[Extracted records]
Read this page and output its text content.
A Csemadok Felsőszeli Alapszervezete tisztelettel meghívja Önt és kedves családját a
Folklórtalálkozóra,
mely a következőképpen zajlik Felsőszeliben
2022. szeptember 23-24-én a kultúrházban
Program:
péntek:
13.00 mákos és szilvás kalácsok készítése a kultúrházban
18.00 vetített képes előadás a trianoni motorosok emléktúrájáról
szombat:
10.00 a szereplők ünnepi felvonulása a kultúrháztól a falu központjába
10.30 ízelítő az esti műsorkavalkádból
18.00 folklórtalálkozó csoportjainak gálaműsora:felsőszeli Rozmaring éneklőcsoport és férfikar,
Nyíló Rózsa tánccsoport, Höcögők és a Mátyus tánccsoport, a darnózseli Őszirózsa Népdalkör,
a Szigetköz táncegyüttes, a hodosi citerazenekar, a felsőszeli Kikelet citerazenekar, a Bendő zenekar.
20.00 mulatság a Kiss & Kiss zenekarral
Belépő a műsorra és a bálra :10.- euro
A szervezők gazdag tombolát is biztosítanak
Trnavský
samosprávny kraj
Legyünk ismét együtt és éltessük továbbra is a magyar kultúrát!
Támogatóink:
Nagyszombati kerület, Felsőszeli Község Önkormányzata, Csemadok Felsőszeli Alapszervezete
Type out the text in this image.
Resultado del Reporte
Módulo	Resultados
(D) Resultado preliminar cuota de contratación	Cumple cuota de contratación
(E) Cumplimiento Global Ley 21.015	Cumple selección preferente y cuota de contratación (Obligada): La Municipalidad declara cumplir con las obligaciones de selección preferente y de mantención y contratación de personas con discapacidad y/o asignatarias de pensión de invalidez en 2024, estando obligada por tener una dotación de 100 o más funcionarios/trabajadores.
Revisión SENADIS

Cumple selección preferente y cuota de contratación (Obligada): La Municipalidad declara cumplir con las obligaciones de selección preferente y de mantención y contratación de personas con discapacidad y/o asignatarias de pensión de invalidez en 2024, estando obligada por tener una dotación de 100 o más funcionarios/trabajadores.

GIVEN INSTRUCTION
Your task is to reproduce the whole listing exactly.

WRITTEN SOLUTION
Read this page and output its text content.
A Csemadok Felsőszeli Alapszervezete tisztelettel meghívja Önt és kedves családját a
Folklórtalálkozóra,
mely a következőképpen zajlik Felsőszeliben
2022. szeptember 23-24-én a kultúrházban
Program:
péntek:
13.00 mákos és szilvás kalácsok készítése a kultúrházban
18.00 vetített képes előadás a trianoni motorosok emléktúrájáról
szombat:
10.00 a szereplők ünnepi felvonulása a kultúrháztól a falu központjába
10.30 ízelítő az esti műsorkavalkádból
18.00 folklórtalálkozó csoportjainak gálaműsora:felsőszeli Rozmaring éneklőcsoport és férfikar,
Nyíló Rózsa tánccsoport, Höcögők és a Mátyus tánccsoport, a darnózseli Őszirózsa Népdalkör,
a Szigetköz táncegyüttes, a hodosi citerazenekar, a felsőszeli Kikelet citerazenekar, a Bendő zenekar.
20.00 mulatság a Kiss & Kiss zenekarral
Belépő a műsorra és a bálra :10.- euro
A szervezők gazdag tombolát is biztosítanak
Trnavský
samosprávny kraj
Legyünk ismét együtt és éltessük továbbra is a magyar kultúrát!
Támogatóink:
Nagyszombati kerület, Felsőszeli Község Önkormányzata, Csemadok Felsőszeli Alapszervezete
Type out the text in this image.
Resultado del Reporte
Módulo	Resultados
(D) Resultado preliminar cuota de contratación	Cumple cuota de contratación
(E) Cumplimiento Global Ley 21.015	Cumple selección preferente y cuota de contratación (Obligada): La Municipalidad declara cumplir con las obligaciones de selección preferente y de mantención y contratación de personas con discapacidad y/o asignatarias de pensión de invalidez en 2024, estando obligada por tener una dotación de 100 o más funcionarios/trabajadores.
Revisión SENADIS

Cumple selección preferente y cuota de contratación (Obligada): La Municipalidad declara cumplir con las obligaciones de selección preferente y de mantención y contratación de personas con discapacidad y/o asignatarias de pensión de invalidez en 2024, estando obligada por tener una dotación de 100 o más funcionarios/trabajadores.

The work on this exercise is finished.